# [SOURCE]
══════════

The runway at the Jomo Kenyatta International Airport (JKIA) in Nairobi was temporarily closed on Tuesday following an undisclosed aircraft incident.

Confirming the closure in a statement, the Kenya Airports Authority (KAA) said no injuries were reported.

"Passenger notice; an aircraft incident has caused runway closure at JKIA. No injuries have been reported. Removal of the aircraft is underway. We apologise for any inconvenience caused and will provide updates shortly," KAA said.

The KAA later said the issue had been resolved and that operations had resumed.

The incident reignited the debate on why the country's largest aviation facility has been served by a single runway since its establishment in the 1970s. The JKIA boats more than 40 passenger airlines and 25 for cargo.

Efforts to establish the second runway have failed twice with the KCAA cancelling plans, leaving the airport in a wanting state, with past incidents leading to the delay or cancellation of flights.

In April last year, the runway was closed for nearly seven hours after a Singapore Airlines cargo plane developed mechanical glitches leading to a botched take-off.

The incident by the B747-400 aircraft forced a temporary suspension of all incoming and outgoing flights.

"Our top priority is the safety of all passengers, and we are working closely with the relevant authorities to resolve this situation as quickly and safely as possible," KAA said in a statement at the time.

Fourteen months before the incident, the KAA closed the runway after an aeroplane was left stranded on the landing strip, preventing flights from landing and taking off.

The incident in February 2022 led to a redirection in the number of all inbound flights to Mombasa and Dar es Salaam in Tanzania.

Other closures have resulted from repair work during off-peak hours.

Last year, the government announced that it had resolved a land dispute, paving the way for the construction of a new terminal and second runway at the JKIA. Transport Cabinet Secretary Kipchumba Murkomen announced at the time that construction would begin this year.

"That place is now free for us to go to the market and look for a private investor [sic]," he said, but the project stalled after the groundbreaking in 2013.

══════════

# [PROVIDED MATERIAL]

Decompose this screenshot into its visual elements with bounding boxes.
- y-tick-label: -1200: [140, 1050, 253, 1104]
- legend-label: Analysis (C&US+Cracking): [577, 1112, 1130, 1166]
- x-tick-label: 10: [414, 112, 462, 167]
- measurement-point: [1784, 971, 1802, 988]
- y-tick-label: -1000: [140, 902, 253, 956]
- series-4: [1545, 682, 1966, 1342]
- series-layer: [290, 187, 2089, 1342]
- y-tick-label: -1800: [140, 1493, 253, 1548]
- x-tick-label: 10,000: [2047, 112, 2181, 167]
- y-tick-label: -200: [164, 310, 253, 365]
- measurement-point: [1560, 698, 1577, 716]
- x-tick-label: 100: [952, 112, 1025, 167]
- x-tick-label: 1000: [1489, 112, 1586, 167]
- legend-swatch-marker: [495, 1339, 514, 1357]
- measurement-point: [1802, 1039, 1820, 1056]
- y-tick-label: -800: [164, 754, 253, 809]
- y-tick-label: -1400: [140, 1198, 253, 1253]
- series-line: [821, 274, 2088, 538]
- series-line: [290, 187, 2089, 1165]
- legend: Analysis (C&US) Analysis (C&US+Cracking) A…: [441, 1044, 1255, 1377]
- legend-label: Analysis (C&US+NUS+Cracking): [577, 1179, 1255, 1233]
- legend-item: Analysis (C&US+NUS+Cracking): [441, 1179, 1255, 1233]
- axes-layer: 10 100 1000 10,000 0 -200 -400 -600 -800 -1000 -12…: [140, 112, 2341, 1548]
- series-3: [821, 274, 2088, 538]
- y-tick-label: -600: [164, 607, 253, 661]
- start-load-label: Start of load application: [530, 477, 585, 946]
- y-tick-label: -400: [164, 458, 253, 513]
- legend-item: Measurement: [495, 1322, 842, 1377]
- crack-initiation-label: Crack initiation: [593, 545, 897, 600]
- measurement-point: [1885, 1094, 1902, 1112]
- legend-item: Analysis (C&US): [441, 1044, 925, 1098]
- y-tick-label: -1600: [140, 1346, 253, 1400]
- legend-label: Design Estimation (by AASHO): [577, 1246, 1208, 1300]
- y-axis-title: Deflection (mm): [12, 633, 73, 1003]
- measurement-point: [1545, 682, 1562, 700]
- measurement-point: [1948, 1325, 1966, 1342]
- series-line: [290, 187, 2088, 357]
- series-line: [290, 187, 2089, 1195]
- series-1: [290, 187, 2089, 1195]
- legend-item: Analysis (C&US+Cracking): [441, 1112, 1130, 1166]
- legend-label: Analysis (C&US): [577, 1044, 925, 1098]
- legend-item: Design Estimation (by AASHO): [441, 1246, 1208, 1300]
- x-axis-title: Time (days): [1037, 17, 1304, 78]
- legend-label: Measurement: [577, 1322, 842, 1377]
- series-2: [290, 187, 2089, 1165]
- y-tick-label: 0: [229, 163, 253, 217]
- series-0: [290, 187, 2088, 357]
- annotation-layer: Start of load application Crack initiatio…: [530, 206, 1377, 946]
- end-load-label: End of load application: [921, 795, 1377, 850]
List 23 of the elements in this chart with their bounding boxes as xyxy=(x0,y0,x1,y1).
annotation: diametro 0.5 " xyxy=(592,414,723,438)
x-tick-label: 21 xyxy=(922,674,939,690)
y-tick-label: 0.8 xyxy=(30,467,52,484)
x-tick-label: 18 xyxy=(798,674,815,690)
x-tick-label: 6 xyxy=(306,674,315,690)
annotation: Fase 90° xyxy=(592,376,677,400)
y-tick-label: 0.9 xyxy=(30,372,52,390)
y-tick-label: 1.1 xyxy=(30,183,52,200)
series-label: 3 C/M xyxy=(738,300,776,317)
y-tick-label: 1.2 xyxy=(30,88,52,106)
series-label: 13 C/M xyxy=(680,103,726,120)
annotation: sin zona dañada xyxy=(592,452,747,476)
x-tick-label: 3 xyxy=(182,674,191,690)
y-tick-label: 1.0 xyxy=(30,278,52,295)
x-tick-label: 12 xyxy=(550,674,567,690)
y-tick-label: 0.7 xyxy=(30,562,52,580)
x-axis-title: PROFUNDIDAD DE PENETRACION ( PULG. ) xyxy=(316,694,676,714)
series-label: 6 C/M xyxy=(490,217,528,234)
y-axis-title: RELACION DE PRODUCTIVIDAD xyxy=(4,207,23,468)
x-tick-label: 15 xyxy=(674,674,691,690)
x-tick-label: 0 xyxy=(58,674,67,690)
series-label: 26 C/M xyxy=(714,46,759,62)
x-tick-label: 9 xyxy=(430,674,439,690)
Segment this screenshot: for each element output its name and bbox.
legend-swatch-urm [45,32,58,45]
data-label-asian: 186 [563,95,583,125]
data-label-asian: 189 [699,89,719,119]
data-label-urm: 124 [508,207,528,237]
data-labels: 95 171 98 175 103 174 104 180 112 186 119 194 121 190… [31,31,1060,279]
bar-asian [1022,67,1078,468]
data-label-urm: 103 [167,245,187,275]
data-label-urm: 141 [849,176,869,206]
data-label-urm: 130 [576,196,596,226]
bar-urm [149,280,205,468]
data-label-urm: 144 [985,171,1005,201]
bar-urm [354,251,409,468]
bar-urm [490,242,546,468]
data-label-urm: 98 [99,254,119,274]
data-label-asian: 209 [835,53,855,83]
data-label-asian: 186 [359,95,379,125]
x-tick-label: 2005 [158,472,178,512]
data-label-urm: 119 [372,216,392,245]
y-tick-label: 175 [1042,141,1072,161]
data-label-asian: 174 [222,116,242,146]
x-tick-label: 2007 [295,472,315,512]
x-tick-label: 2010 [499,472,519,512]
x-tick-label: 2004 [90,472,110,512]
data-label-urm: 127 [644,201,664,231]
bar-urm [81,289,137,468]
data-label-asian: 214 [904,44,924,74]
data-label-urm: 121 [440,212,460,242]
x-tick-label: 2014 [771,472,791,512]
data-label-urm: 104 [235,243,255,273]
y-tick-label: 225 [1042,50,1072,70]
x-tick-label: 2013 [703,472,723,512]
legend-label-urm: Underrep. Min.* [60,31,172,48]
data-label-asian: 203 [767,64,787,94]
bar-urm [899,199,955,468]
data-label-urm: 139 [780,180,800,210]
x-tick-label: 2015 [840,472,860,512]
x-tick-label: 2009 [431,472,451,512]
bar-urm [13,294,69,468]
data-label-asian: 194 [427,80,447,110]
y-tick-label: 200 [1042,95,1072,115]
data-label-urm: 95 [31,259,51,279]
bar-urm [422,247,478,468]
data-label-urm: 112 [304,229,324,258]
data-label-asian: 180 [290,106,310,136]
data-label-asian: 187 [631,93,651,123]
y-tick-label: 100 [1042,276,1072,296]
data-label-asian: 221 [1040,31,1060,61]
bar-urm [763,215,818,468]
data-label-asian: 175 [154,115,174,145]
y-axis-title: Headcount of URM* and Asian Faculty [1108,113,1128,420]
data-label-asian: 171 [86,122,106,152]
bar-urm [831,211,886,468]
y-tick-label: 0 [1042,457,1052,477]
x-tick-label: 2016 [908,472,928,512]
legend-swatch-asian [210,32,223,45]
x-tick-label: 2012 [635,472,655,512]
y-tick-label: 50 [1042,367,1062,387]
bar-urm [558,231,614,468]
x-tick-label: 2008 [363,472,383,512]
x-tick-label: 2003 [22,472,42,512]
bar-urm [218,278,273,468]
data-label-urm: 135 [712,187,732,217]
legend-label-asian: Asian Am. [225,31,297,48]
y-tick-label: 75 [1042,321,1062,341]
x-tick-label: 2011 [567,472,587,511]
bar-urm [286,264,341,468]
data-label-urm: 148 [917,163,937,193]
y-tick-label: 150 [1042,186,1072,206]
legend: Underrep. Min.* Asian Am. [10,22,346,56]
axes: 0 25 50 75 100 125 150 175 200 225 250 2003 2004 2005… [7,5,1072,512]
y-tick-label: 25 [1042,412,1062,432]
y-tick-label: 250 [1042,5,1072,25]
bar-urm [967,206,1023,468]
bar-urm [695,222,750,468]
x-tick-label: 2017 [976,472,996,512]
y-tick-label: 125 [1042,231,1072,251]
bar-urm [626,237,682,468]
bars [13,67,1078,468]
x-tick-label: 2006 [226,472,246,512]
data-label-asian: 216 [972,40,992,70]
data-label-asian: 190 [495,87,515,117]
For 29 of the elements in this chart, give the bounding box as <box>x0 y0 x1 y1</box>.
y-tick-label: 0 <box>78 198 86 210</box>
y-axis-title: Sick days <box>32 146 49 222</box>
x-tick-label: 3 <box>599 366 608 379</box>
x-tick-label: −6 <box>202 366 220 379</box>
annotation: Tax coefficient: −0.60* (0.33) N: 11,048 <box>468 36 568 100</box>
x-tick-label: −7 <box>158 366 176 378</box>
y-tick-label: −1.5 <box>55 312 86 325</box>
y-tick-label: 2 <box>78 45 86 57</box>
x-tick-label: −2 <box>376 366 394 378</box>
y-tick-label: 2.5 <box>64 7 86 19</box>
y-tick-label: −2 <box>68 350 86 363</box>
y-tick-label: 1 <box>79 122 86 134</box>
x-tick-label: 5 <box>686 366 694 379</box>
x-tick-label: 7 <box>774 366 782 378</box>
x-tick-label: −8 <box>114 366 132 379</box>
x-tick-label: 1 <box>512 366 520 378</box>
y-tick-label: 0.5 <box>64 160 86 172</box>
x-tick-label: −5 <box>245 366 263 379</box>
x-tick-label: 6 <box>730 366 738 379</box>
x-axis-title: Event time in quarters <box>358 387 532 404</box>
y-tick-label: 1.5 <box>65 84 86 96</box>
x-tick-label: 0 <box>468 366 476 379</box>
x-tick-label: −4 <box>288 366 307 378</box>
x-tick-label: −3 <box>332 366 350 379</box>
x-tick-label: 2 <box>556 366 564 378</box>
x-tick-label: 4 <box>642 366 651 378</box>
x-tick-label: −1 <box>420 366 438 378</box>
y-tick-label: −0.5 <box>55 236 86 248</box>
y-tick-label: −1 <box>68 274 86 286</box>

══════════

# [REQUIRED TASK A]
Answer these questions from the article on the JKIA runway closure, one line each, marked (i), (ii), (iii):
(i) Which organization confirmed the closure and said no injuries were reported?
(ii) What aircraft model was involved in the incident in April last year?
(iii) Who is named as the Transport Cabinet Secretary?
# [REQUIRED TASK B]
Print the passage of the article on the JKIA runway closure between "Efforts to establish" and "and outgoing flights.", inclusive.

# [RIGHT ANSWER A]
(i) The Kenya Airports Authority (KAA)
(ii) A B747-400
(iii) Kipchumba Murkomen

# [RIGHT ANSWER B]
Efforts to establish the second runway have failed twice with the KCAA cancelling plans, leaving the airport in a wanting state, with past incidents leading to the delay or cancellation of flights.

In April last year, the runway was closed for nearly seven hours after a Singapore Airlines cargo plane developed mechanical glitches leading to a botched take-off.

The incident by the B747-400 aircraft forced a temporary suspension of all incoming and outgoing flights.